## Extract
-- START --

In a fresh attempt to woo children into joining its network and boost user growth, Facebook is testing a new hub called “LOL” that will let kids share and post humorous meme content.

A Facebook spokesperson confirmed to TechCrunch late Friday that it was experimenting with the “LOL” hub for kids. “We are running a small scale test and the concept is in the early stages right now,” the spokesperson said in a statement.

Divided into categories like “For You”, “Animals”, “Fails” and “Pranks”, “LoL” will be a special feed of funny videos and GIF-like clips.

The company is yet to decide if “LOL” will become a stand-alone app or be available in the main Facebook app.

“‘LOL’ is currently in private beta with around 100 high school students who signed non-disclosure agreements with parental consent to do focus groups and one-on-one testing with Facebook staff,” said the report.

-- END --

## Record extracts
-- START --

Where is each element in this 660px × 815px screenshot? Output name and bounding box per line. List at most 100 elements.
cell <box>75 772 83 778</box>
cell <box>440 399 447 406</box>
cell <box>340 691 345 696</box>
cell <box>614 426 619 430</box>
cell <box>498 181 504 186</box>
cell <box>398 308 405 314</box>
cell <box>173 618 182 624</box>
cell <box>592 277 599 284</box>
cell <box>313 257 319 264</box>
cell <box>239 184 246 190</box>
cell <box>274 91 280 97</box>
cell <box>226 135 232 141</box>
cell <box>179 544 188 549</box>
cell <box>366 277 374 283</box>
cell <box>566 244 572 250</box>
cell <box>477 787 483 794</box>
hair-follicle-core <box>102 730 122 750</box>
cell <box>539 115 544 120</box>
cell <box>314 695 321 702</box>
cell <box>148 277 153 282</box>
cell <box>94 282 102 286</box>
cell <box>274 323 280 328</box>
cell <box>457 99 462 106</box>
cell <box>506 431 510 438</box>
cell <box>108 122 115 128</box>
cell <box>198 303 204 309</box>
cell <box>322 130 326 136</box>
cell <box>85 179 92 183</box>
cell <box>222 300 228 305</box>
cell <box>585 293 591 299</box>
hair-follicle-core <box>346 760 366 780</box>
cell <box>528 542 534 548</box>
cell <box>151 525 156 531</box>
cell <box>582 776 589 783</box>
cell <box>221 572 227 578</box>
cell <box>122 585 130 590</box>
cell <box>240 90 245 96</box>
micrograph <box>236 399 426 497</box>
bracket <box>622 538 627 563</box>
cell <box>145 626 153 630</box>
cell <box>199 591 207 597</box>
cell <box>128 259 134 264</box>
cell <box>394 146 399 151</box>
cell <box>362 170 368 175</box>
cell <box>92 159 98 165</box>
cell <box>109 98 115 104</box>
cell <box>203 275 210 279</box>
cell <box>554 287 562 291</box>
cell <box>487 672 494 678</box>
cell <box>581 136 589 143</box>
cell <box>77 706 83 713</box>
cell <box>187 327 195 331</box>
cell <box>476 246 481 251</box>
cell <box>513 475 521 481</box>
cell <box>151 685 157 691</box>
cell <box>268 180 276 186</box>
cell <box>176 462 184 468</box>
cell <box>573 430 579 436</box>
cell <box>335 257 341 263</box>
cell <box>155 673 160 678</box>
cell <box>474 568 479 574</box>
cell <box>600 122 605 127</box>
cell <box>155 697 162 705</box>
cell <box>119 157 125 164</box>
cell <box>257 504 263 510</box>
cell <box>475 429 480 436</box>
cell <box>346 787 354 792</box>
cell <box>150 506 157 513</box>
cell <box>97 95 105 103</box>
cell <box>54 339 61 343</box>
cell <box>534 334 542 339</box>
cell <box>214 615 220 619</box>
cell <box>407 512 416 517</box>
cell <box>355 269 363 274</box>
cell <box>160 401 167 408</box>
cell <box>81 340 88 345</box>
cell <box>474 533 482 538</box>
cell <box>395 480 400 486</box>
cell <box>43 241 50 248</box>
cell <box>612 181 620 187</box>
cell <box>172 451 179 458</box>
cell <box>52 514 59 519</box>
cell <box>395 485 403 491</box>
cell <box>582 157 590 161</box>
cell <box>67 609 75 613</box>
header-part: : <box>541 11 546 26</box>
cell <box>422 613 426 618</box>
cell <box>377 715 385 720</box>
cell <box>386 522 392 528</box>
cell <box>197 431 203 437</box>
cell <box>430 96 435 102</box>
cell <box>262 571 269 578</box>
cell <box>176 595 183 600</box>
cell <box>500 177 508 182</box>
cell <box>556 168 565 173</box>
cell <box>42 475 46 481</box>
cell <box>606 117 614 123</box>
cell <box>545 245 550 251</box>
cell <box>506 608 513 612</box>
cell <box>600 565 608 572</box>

-- END --

## Exercise instructions
Please extend the news piece on Facebook's "LOL" meme hub for kids, starting right after its final sentence.

## The output
According to social media experts, this is yet another attempt by Facebook — embroiled in several data breach and privacy violation cases — to get into a yet-to-be-tapped market to boost its stalled user growth.

“It may not be a good idea to again start some specific social media platform for tender minds especially when the content is not guided. There has been a call globally to limit the screen time for kids and Facebook is somehow trying to hook them onto screens,” Anoop Mishra, one of the nation’s leading social media experts, told IANS on Saturday.

Despite call for withdrawal by experts, Facebook has decided to expand the reach of its Messenger Kids by introducing the video calling and messaging app designed for children under 13. The Messenger Kids app was launched in the US in 2017.

In 2018, more than 100 child health experts wrote an open letter to Facebook CEO Mark Zuckerberg, urging him to discontinue the app.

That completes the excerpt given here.